* Goal of the exercise *
Which lines hold the word "parcelas"? Copy each of them from the material.

** start of Stored records **

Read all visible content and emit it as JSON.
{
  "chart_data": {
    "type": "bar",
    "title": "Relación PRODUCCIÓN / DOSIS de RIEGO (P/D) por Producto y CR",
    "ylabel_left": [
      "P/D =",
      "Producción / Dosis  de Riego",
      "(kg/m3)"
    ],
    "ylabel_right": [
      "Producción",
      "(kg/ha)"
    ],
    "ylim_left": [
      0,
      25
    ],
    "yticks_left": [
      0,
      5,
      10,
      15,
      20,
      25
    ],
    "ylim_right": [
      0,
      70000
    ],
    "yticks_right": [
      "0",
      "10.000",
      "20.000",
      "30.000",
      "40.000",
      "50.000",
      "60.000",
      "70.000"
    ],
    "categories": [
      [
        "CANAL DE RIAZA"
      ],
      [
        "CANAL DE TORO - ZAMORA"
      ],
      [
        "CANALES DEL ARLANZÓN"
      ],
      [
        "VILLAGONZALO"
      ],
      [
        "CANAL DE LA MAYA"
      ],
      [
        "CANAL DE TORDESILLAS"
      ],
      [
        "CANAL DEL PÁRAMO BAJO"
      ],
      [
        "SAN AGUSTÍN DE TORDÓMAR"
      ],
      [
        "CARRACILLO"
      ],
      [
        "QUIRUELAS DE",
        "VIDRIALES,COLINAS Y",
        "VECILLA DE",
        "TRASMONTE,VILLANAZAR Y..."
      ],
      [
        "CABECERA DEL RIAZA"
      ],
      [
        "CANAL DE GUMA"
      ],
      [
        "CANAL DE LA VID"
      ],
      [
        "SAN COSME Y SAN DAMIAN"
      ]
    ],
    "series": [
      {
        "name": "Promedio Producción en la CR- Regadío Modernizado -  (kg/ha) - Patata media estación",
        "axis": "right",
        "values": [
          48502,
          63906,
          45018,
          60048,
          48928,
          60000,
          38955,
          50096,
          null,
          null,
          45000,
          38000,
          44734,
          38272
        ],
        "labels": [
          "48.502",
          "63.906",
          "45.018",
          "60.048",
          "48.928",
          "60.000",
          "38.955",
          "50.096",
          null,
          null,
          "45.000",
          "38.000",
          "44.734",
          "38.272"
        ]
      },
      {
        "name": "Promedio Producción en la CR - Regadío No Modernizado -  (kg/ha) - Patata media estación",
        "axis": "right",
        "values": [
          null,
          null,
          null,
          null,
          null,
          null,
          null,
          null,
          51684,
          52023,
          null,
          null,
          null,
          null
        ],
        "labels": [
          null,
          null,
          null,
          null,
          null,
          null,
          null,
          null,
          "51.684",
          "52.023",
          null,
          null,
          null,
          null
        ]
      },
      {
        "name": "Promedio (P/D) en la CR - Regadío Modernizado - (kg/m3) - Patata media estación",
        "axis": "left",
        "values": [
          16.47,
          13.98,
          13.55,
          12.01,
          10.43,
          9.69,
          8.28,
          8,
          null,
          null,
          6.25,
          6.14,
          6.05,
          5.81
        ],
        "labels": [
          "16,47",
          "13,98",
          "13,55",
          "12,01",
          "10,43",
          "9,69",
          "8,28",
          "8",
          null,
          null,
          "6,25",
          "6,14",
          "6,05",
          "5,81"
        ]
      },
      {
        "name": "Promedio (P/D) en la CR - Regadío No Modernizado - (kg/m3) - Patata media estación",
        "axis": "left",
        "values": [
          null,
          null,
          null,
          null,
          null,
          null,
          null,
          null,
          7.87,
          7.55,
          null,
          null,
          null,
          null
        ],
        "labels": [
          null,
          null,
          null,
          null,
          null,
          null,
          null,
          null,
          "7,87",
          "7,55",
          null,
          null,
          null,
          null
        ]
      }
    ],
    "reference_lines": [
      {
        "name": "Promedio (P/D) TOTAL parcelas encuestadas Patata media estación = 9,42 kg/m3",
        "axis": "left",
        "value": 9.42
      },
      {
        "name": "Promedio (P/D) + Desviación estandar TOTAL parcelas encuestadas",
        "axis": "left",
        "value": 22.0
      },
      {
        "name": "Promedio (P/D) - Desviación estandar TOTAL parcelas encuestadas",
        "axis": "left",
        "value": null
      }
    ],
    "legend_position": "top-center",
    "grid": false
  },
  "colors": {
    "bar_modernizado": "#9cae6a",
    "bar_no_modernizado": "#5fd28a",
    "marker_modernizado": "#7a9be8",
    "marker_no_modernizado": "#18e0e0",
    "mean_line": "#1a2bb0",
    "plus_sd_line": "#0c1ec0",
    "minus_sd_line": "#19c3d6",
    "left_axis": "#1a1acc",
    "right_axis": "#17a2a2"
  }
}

** end of Stored records **
** start of Stored records **

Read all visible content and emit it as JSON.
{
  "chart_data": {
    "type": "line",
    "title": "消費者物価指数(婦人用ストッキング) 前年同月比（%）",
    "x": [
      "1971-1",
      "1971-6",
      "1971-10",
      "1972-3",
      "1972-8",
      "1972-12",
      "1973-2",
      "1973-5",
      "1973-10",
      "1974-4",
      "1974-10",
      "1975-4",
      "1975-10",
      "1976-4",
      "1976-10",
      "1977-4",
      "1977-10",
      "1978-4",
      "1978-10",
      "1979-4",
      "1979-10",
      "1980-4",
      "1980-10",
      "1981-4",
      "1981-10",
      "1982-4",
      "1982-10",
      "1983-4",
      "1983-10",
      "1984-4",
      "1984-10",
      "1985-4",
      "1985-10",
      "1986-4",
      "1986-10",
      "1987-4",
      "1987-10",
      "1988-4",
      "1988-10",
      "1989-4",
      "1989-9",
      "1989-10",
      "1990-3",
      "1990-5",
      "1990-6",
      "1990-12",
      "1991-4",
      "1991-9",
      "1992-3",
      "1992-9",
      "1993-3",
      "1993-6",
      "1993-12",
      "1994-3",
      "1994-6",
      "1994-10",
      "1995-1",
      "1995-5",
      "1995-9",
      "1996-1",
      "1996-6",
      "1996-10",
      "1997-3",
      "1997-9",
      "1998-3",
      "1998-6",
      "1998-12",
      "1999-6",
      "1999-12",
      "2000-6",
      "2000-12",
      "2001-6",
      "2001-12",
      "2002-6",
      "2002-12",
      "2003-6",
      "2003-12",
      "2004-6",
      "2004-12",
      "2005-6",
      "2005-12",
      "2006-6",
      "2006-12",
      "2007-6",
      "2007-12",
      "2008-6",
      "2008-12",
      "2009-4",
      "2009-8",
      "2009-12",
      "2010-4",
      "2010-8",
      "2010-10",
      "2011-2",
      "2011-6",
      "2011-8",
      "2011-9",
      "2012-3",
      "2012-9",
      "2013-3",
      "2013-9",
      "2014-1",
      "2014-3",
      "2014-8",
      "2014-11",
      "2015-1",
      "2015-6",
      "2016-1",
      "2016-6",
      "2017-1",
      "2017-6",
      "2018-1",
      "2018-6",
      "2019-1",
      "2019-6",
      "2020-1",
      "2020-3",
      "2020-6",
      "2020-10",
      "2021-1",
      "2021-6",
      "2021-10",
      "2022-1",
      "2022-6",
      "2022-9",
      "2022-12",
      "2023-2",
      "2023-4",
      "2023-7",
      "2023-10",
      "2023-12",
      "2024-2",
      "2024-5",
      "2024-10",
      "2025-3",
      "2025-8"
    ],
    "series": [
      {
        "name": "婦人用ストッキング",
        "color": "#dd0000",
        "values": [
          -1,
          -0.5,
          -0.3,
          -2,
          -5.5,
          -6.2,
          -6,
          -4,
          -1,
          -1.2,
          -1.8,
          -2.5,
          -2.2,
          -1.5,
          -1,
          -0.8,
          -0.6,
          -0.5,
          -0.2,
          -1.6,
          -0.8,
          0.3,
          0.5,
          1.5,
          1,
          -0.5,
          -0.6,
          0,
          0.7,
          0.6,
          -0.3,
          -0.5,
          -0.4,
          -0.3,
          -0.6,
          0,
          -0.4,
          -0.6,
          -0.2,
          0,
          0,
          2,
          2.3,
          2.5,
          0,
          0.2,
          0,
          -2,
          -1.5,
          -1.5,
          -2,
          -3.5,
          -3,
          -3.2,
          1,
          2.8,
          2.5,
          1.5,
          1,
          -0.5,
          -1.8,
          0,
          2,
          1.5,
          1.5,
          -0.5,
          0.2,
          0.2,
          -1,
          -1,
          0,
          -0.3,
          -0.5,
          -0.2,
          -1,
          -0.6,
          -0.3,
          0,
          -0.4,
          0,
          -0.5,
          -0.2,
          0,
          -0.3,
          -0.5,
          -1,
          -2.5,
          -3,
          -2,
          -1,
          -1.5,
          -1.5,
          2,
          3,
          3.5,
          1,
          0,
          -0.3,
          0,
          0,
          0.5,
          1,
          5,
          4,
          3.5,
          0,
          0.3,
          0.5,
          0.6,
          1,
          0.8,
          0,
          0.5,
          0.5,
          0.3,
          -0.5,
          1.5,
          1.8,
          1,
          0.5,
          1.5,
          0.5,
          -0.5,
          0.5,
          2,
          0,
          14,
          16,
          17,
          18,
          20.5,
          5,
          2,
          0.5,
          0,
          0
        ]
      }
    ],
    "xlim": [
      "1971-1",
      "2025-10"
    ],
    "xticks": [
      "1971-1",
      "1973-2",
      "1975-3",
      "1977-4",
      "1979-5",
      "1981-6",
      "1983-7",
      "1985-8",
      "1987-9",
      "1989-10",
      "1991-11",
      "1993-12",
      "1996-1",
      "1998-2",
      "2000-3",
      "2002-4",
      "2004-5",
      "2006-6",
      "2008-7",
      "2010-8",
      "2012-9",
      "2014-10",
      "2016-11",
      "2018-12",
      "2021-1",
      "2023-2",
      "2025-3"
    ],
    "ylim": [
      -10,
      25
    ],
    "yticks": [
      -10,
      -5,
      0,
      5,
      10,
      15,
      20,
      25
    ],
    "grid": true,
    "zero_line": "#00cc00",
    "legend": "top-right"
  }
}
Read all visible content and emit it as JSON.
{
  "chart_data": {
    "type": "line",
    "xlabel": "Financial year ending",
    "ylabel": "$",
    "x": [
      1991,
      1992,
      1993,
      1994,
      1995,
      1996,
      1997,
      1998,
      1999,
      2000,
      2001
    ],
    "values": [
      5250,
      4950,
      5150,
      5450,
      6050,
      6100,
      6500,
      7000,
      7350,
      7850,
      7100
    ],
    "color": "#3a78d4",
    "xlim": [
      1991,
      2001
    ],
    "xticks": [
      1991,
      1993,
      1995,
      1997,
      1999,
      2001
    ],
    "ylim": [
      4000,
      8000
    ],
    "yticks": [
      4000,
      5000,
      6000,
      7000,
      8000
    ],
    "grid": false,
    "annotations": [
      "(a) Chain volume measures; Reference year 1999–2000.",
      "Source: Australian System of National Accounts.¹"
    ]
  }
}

** end of Stored records **

* Output *
        "name": "Promedio (P/D) TOTAL parcelas encuestadas Patata media estación = 9,42 kg/m3",
        "name": "Promedio (P/D) + Desviación estandar TOTAL parcelas encuestadas",
        "name": "Promedio (P/D) - Desviación estandar TOTAL parcelas encuestadas",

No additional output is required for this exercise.